REQUIRED TASK —
Go through the entries below and print each one exactly, leaving out pictures.

THE DATA —
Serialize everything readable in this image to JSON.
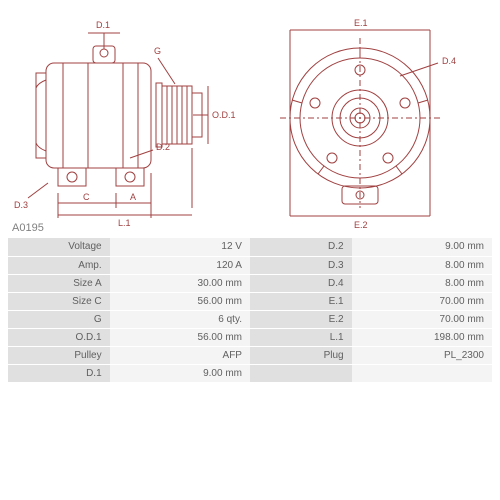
{
  "part_number": "A0195",
  "colors": {
    "line": "#a04040",
    "bg": "#ffffff",
    "table_label_bg": "#e0e0e0",
    "table_value_bg": "#f4f4f4",
    "text": "#606060"
  },
  "diagram_labels": {
    "d1_top": "D.1",
    "g": "G",
    "od1": "O.D.1",
    "d2": "D.2",
    "d3": "D.3",
    "c": "C",
    "a": "A",
    "l1": "L.1",
    "e1": "E.1",
    "d4": "D.4",
    "e2": "E.2"
  },
  "specs_left": [
    {
      "label": "Voltage",
      "value": "12 V"
    },
    {
      "label": "Amp.",
      "value": "120 A"
    },
    {
      "label": "Size A",
      "value": "30.00 mm"
    },
    {
      "label": "Size C",
      "value": "56.00 mm"
    },
    {
      "label": "G",
      "value": "6 qty."
    },
    {
      "label": "O.D.1",
      "value": "56.00 mm"
    },
    {
      "label": "Pulley",
      "value": "AFP"
    },
    {
      "label": "D.1",
      "value": "9.00 mm"
    }
  ],
  "specs_right": [
    {
      "label": "D.2",
      "value": "9.00 mm"
    },
    {
      "label": "D.3",
      "value": "8.00 mm"
    },
    {
      "label": "D.4",
      "value": "8.00 mm"
    },
    {
      "label": "E.1",
      "value": "70.00 mm"
    },
    {
      "label": "E.2",
      "value": "70.00 mm"
    },
    {
      "label": "L.1",
      "value": "198.00 mm"
    },
    {
      "label": "Plug",
      "value": "PL_2300"
    },
    {
      "label": "",
      "value": ""
    }
  ]
}
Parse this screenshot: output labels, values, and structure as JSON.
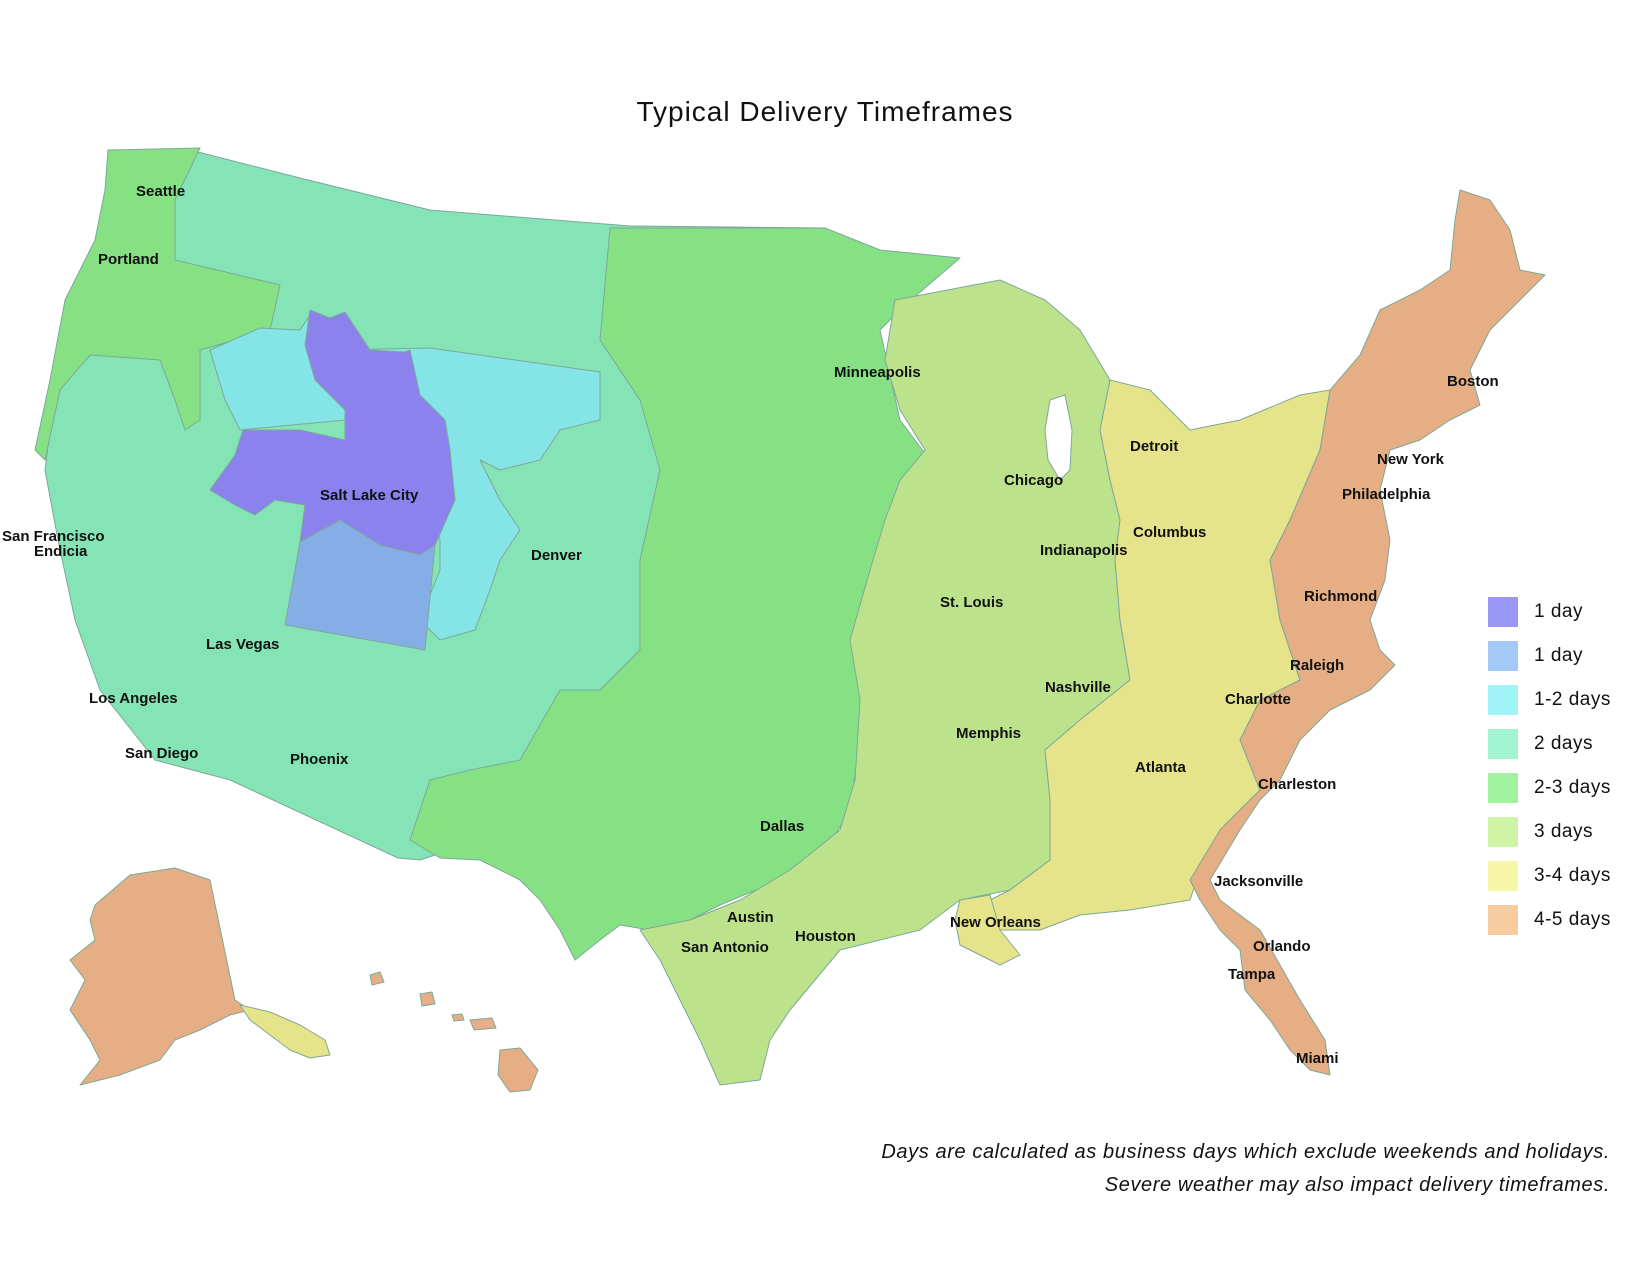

RESPONSE —
Serialize everything readable in this image to JSON.
{
  "part_number": "A0195",
  "colors": {
    "line": "#a04040",
    "bg": "#ffffff",
    "table_label_bg": "#e0e0e0",
    "table_value_bg": "#f4f4f4",
    "text": "#606060"
  },
  "diagram_labels": {
    "d1_top": "D.1",
    "g": "G",
    "od1": "O.D.1",
    "d2": "D.2",
    "d3": "D.3",
    "c": "C",
    "a": "A",
    "l1": "L.1",
    "e1": "E.1",
    "d4": "D.4",
    "e2": "E.2"
  },
  "specs_left": [
    {
      "label": "Voltage",
      "value": "12 V"
    },
    {
      "label": "Amp.",
      "value": "120 A"
    },
    {
      "label": "Size A",
      "value": "30.00 mm"
    },
    {
      "label": "Size C",
      "value": "56.00 mm"
    },
    {
      "label": "G",
      "value": "6 qty."
    },
    {
      "label": "O.D.1",
      "value": "56.00 mm"
    },
    {
      "label": "Pulley",
      "value": "AFP"
    },
    {
      "label": "D.1",
      "value": "9.00 mm"
    }
  ],
  "specs_right": [
    {
      "label": "D.2",
      "value": "9.00 mm"
    },
    {
      "label": "D.3",
      "value": "8.00 mm"
    },
    {
      "label": "D.4",
      "value": "8.00 mm"
    },
    {
      "label": "E.1",
      "value": "70.00 mm"
    },
    {
      "label": "E.2",
      "value": "70.00 mm"
    },
    {
      "label": "L.1",
      "value": "198.00 mm"
    },
    {
      "label": "Plug",
      "value": "PL_2300"
    },
    {
      "label": "",
      "value": ""
    }
  ]
}
Parse this screenshot: output labels, values, and structure as JSON.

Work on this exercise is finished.